• Directive:
Return each line of the records with nothing changed, pictures excepted.

-- START Material to process --

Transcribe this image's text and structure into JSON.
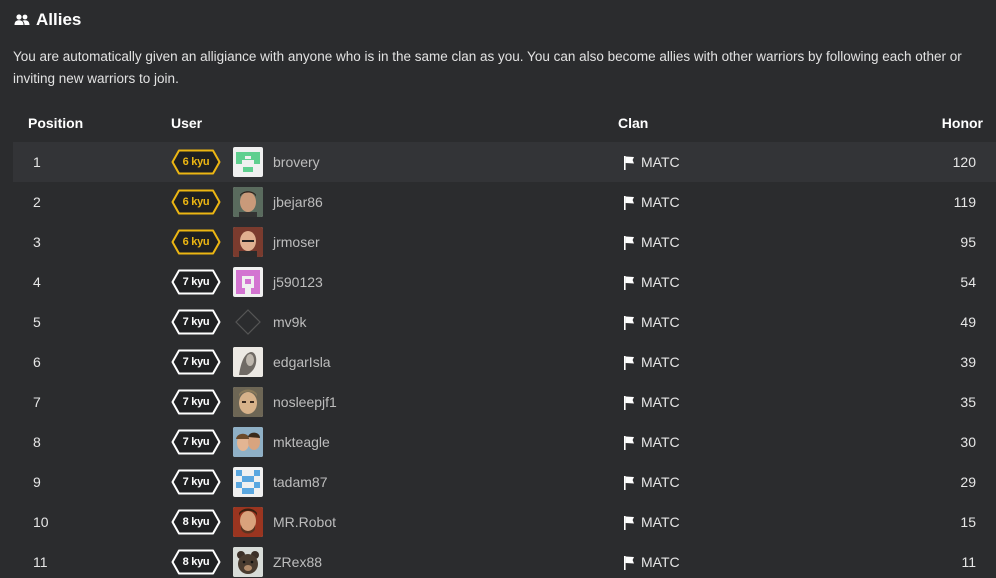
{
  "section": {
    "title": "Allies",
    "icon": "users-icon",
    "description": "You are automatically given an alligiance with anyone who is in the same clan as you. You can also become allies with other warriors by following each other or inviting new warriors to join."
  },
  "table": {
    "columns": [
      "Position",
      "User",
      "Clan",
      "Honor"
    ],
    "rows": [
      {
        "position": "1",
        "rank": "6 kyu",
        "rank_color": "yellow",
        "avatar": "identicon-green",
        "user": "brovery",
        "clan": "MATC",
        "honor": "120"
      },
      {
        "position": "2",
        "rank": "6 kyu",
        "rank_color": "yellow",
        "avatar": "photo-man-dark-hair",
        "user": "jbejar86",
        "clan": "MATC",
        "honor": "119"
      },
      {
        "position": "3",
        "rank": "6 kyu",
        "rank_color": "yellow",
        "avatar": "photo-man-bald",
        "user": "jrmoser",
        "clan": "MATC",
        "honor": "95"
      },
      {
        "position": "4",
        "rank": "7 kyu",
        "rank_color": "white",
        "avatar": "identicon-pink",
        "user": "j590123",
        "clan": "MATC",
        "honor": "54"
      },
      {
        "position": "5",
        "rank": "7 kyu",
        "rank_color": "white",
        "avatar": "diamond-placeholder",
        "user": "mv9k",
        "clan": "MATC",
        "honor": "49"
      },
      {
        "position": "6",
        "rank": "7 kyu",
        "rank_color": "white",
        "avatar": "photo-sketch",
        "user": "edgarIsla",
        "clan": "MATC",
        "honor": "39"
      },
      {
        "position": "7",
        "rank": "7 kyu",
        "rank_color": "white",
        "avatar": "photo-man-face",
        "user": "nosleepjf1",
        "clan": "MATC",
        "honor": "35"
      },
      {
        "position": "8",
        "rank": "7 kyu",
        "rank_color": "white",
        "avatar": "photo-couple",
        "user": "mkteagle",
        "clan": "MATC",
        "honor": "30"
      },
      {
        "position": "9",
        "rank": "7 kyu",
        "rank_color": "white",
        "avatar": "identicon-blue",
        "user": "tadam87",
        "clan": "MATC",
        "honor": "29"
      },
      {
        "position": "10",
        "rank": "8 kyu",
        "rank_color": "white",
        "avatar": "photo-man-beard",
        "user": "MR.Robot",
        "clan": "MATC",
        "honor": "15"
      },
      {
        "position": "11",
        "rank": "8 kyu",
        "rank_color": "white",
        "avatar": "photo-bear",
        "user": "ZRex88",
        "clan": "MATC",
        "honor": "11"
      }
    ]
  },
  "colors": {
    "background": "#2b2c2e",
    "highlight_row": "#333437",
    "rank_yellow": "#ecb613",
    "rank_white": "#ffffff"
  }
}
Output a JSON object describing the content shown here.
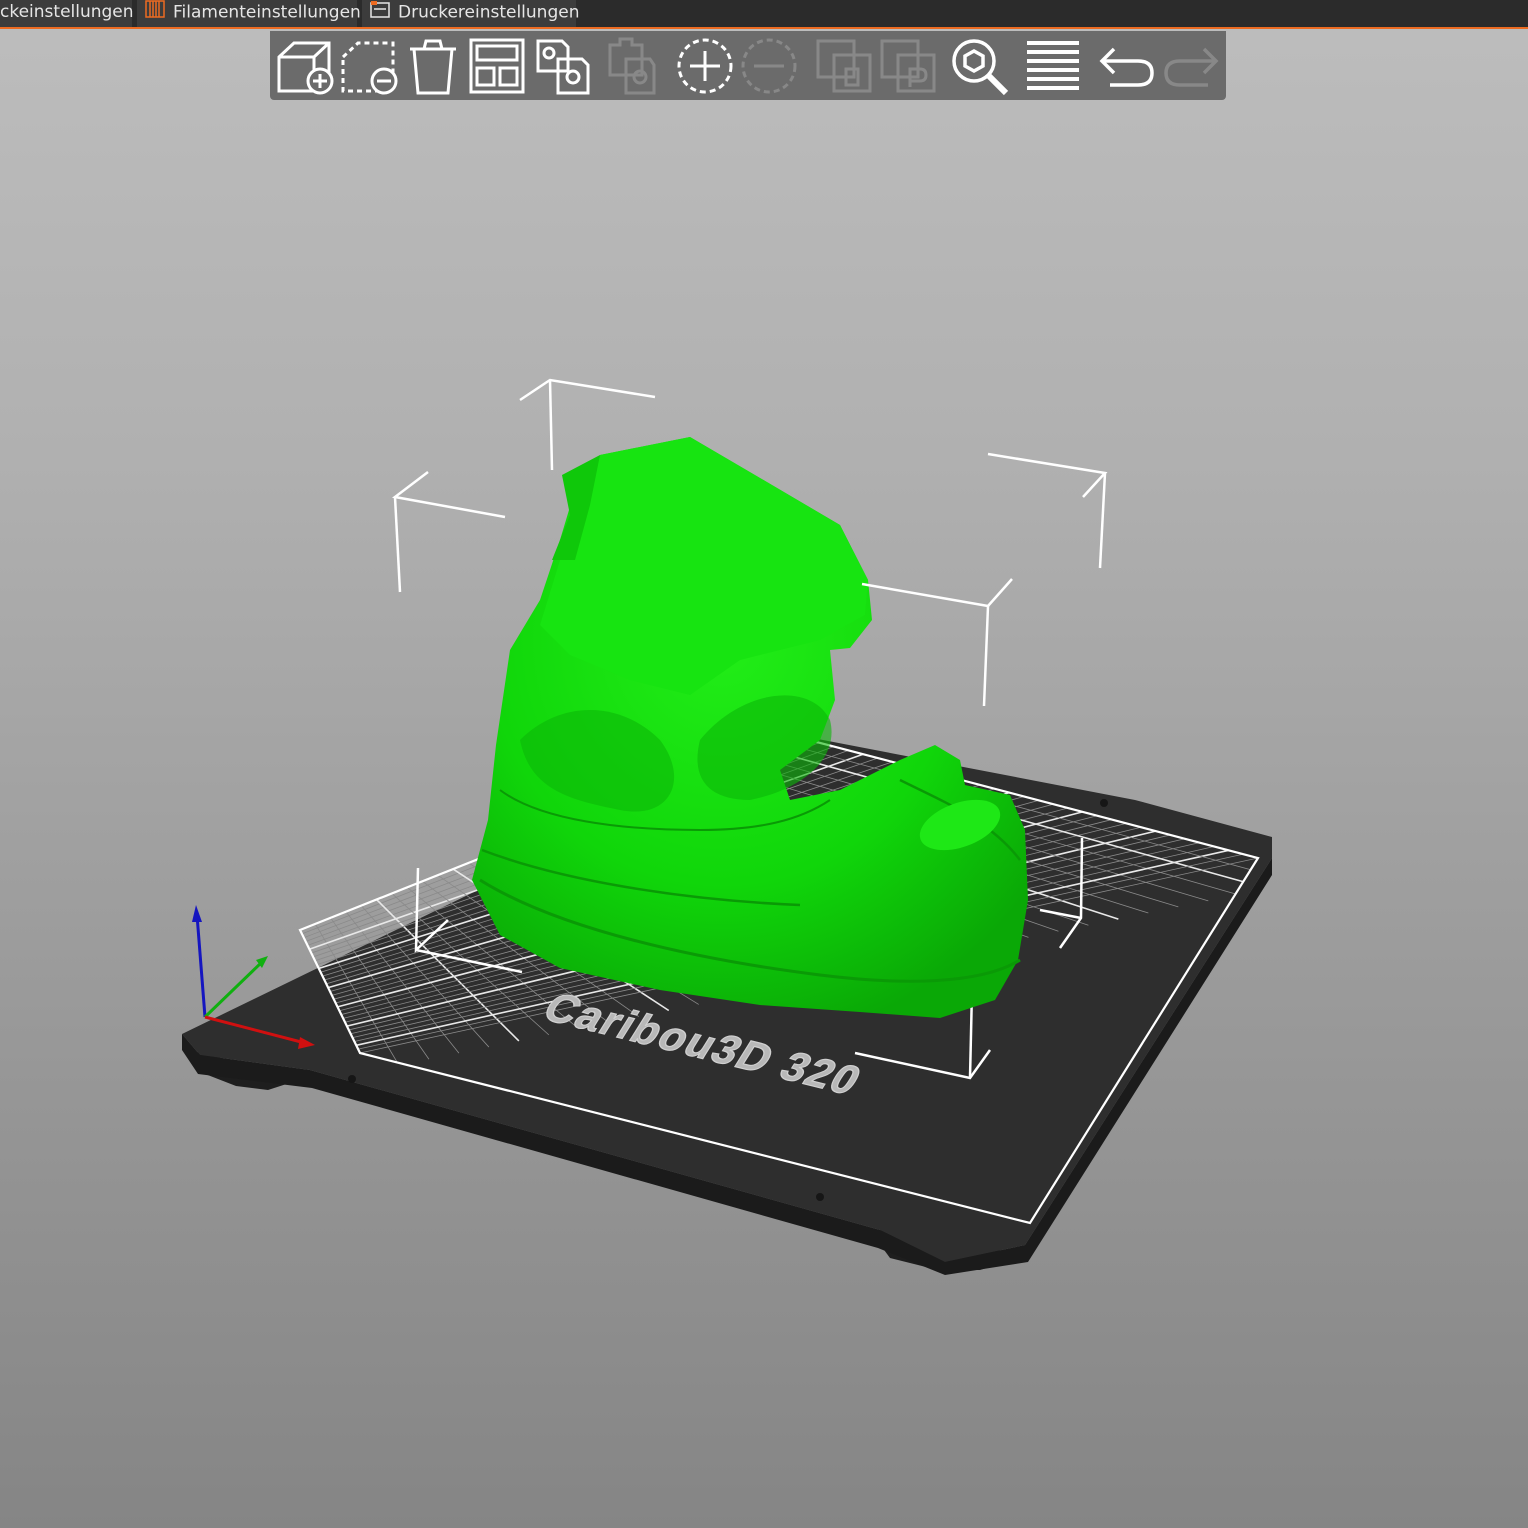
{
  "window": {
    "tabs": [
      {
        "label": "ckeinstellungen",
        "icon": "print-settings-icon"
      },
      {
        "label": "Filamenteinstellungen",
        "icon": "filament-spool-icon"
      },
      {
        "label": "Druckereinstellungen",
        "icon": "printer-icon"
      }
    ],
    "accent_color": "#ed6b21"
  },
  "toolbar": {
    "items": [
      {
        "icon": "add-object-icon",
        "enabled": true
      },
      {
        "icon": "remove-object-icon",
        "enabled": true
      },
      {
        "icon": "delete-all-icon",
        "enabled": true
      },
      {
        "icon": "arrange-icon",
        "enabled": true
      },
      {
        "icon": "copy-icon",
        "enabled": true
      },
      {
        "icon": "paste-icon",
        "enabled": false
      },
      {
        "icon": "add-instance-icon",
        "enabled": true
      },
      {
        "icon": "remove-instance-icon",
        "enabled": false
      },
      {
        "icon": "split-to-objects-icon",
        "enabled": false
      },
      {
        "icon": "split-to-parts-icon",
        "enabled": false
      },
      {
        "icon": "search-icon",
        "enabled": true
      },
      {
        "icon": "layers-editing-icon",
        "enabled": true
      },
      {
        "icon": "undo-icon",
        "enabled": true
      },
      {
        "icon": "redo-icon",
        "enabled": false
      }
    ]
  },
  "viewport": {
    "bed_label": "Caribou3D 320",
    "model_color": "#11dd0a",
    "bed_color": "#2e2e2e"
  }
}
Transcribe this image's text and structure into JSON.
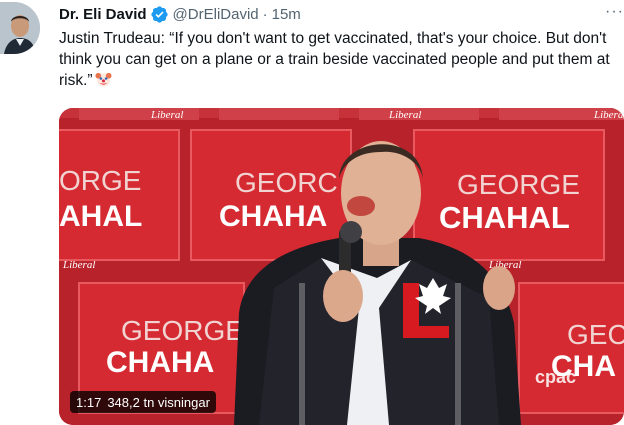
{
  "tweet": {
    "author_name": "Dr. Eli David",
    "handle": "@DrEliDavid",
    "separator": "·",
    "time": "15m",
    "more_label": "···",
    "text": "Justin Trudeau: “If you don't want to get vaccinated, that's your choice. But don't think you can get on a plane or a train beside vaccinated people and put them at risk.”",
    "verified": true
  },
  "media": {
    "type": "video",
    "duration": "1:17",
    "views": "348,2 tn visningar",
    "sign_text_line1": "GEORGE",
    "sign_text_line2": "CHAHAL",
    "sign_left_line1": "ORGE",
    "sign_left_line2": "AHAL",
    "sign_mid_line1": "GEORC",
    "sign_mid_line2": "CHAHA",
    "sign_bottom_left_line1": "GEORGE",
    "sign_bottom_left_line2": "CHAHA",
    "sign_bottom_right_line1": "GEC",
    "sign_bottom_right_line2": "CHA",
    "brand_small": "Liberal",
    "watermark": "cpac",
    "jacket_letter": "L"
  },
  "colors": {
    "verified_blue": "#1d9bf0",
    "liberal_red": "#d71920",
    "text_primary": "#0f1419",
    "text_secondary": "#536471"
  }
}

-- END Material to process --

• Written solution:
Transcribe this image's text and structure into JSON.
{
  "section": {
    "title": "Allies",
    "icon": "users-icon",
    "description": "You are automatically given an alligiance with anyone who is in the same clan as you. You can also become allies with other warriors by following each other or inviting new warriors to join."
  },
  "table": {
    "columns": [
      "Position",
      "User",
      "Clan",
      "Honor"
    ],
    "rows": [
      {
        "position": "1",
        "rank": "6 kyu",
        "rank_color": "yellow",
        "avatar": "identicon-green",
        "user": "brovery",
        "clan": "MATC",
        "honor": "120"
      },
      {
        "position": "2",
        "rank": "6 kyu",
        "rank_color": "yellow",
        "avatar": "photo-man-dark-hair",
        "user": "jbejar86",
        "clan": "MATC",
        "honor": "119"
      },
      {
        "position": "3",
        "rank": "6 kyu",
        "rank_color": "yellow",
        "avatar": "photo-man-bald",
        "user": "jrmoser",
        "clan": "MATC",
        "honor": "95"
      },
      {
        "position": "4",
        "rank": "7 kyu",
        "rank_color": "white",
        "avatar": "identicon-pink",
        "user": "j590123",
        "clan": "MATC",
        "honor": "54"
      },
      {
        "position": "5",
        "rank": "7 kyu",
        "rank_color": "white",
        "avatar": "diamond-placeholder",
        "user": "mv9k",
        "clan": "MATC",
        "honor": "49"
      },
      {
        "position": "6",
        "rank": "7 kyu",
        "rank_color": "white",
        "avatar": "photo-sketch",
        "user": "edgarIsla",
        "clan": "MATC",
        "honor": "39"
      },
      {
        "position": "7",
        "rank": "7 kyu",
        "rank_color": "white",
        "avatar": "photo-man-face",
        "user": "nosleepjf1",
        "clan": "MATC",
        "honor": "35"
      },
      {
        "position": "8",
        "rank": "7 kyu",
        "rank_color": "white",
        "avatar": "photo-couple",
        "user": "mkteagle",
        "clan": "MATC",
        "honor": "30"
      },
      {
        "position": "9",
        "rank": "7 kyu",
        "rank_color": "white",
        "avatar": "identicon-blue",
        "user": "tadam87",
        "clan": "MATC",
        "honor": "29"
      },
      {
        "position": "10",
        "rank": "8 kyu",
        "rank_color": "white",
        "avatar": "photo-man-beard",
        "user": "MR.Robot",
        "clan": "MATC",
        "honor": "15"
      },
      {
        "position": "11",
        "rank": "8 kyu",
        "rank_color": "white",
        "avatar": "photo-bear",
        "user": "ZRex88",
        "clan": "MATC",
        "honor": "11"
      }
    ]
  },
  "colors": {
    "background": "#2b2c2e",
    "highlight_row": "#333437",
    "rank_yellow": "#ecb613",
    "rank_white": "#ffffff"
  }
}
Output a JSON object describing the content shown here.
{
  "window": {
    "tabs": [
      {
        "label": "ckeinstellungen",
        "icon": "print-settings-icon"
      },
      {
        "label": "Filamenteinstellungen",
        "icon": "filament-spool-icon"
      },
      {
        "label": "Druckereinstellungen",
        "icon": "printer-icon"
      }
    ],
    "accent_color": "#ed6b21"
  },
  "toolbar": {
    "items": [
      {
        "icon": "add-object-icon",
        "enabled": true
      },
      {
        "icon": "remove-object-icon",
        "enabled": true
      },
      {
        "icon": "delete-all-icon",
        "enabled": true
      },
      {
        "icon": "arrange-icon",
        "enabled": true
      },
      {
        "icon": "copy-icon",
        "enabled": true
      },
      {
        "icon": "paste-icon",
        "enabled": false
      },
      {
        "icon": "add-instance-icon",
        "enabled": true
      },
      {
        "icon": "remove-instance-icon",
        "enabled": false
      },
      {
        "icon": "split-to-objects-icon",
        "enabled": false
      },
      {
        "icon": "split-to-parts-icon",
        "enabled": false
      },
      {
        "icon": "search-icon",
        "enabled": true
      },
      {
        "icon": "layers-editing-icon",
        "enabled": true
      },
      {
        "icon": "undo-icon",
        "enabled": true
      },
      {
        "icon": "redo-icon",
        "enabled": false
      }
    ]
  },
  "viewport": {
    "bed_label": "Caribou3D 320",
    "model_color": "#11dd0a",
    "bed_color": "#2e2e2e"
  }
}
Transcribe this image's text and structure into JSON.
{
  "tweet": {
    "author_name": "Dr. Eli David",
    "handle": "@DrEliDavid",
    "separator": "·",
    "time": "15m",
    "more_label": "···",
    "text": "Justin Trudeau: “If you don't want to get vaccinated, that's your choice. But don't think you can get on a plane or a train beside vaccinated people and put them at risk.”",
    "verified": true
  },
  "media": {
    "type": "video",
    "duration": "1:17",
    "views": "348,2 tn visningar",
    "sign_text_line1": "GEORGE",
    "sign_text_line2": "CHAHAL",
    "sign_left_line1": "ORGE",
    "sign_left_line2": "AHAL",
    "sign_mid_line1": "GEORC",
    "sign_mid_line2": "CHAHA",
    "sign_bottom_left_line1": "GEORGE",
    "sign_bottom_left_line2": "CHAHA",
    "sign_bottom_right_line1": "GEC",
    "sign_bottom_right_line2": "CHA",
    "brand_small": "Liberal",
    "watermark": "cpac",
    "jacket_letter": "L"
  },
  "colors": {
    "verified_blue": "#1d9bf0",
    "liberal_red": "#d71920",
    "text_primary": "#0f1419",
    "text_secondary": "#536471"
  }
}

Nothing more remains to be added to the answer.